[What the task asks]:
Scan the data below and report how many lines include the word "limits". Nothing else is wanted.

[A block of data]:
**********

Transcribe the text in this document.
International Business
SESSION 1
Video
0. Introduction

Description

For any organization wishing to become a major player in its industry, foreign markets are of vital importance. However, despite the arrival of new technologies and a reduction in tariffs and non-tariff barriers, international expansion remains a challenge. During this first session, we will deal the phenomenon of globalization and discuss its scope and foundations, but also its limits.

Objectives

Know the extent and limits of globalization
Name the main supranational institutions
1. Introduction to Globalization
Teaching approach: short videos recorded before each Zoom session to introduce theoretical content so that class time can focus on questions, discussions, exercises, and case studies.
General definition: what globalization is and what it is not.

**********

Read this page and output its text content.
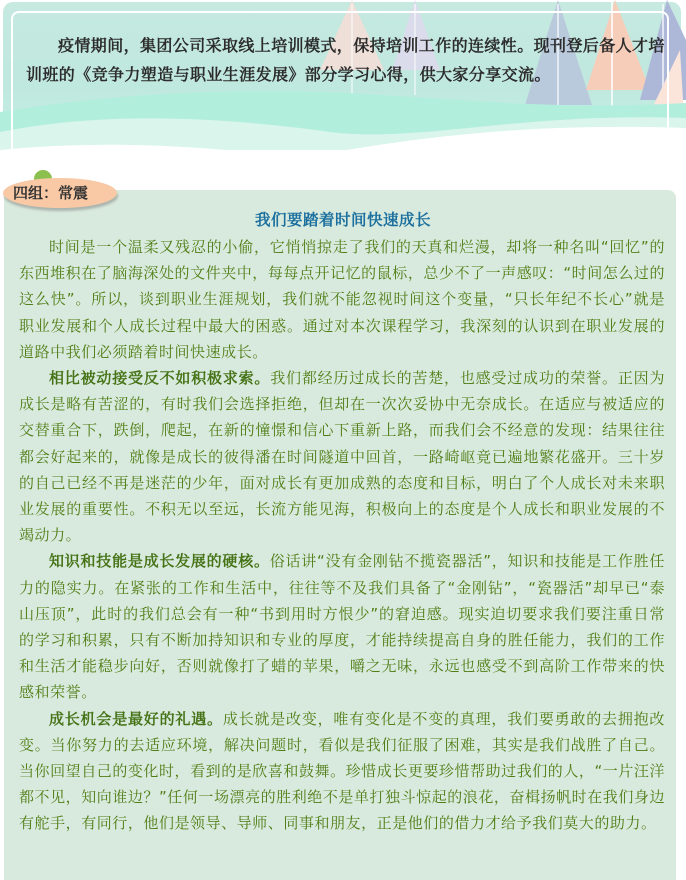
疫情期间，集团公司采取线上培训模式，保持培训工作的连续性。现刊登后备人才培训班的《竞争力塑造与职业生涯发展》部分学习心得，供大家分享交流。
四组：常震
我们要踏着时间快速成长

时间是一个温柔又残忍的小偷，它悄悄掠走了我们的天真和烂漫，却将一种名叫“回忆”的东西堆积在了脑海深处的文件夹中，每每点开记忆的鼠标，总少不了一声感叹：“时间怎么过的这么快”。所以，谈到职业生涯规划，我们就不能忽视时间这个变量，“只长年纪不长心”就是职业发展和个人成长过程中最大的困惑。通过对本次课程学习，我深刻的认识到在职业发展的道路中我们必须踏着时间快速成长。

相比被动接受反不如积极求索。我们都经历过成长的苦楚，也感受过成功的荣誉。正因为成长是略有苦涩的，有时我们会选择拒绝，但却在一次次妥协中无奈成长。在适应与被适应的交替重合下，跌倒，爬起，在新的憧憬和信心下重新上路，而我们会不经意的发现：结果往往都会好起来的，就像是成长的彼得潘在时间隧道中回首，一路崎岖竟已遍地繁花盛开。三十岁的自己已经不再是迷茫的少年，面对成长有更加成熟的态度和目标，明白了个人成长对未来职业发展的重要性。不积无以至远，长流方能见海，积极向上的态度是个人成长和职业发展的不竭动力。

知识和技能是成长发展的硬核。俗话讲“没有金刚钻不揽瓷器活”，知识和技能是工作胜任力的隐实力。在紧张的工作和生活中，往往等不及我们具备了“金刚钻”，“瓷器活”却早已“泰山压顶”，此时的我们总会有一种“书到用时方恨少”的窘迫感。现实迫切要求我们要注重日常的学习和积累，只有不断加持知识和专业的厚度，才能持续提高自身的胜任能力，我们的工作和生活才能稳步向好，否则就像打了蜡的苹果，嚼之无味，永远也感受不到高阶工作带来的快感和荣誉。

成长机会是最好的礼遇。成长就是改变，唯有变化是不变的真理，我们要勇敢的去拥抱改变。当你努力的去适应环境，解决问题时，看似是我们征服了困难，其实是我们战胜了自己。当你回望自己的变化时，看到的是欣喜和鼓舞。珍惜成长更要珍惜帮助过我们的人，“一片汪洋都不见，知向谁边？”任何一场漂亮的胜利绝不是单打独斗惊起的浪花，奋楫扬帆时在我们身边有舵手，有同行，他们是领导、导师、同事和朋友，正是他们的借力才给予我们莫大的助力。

**********

[Worked solution]:
2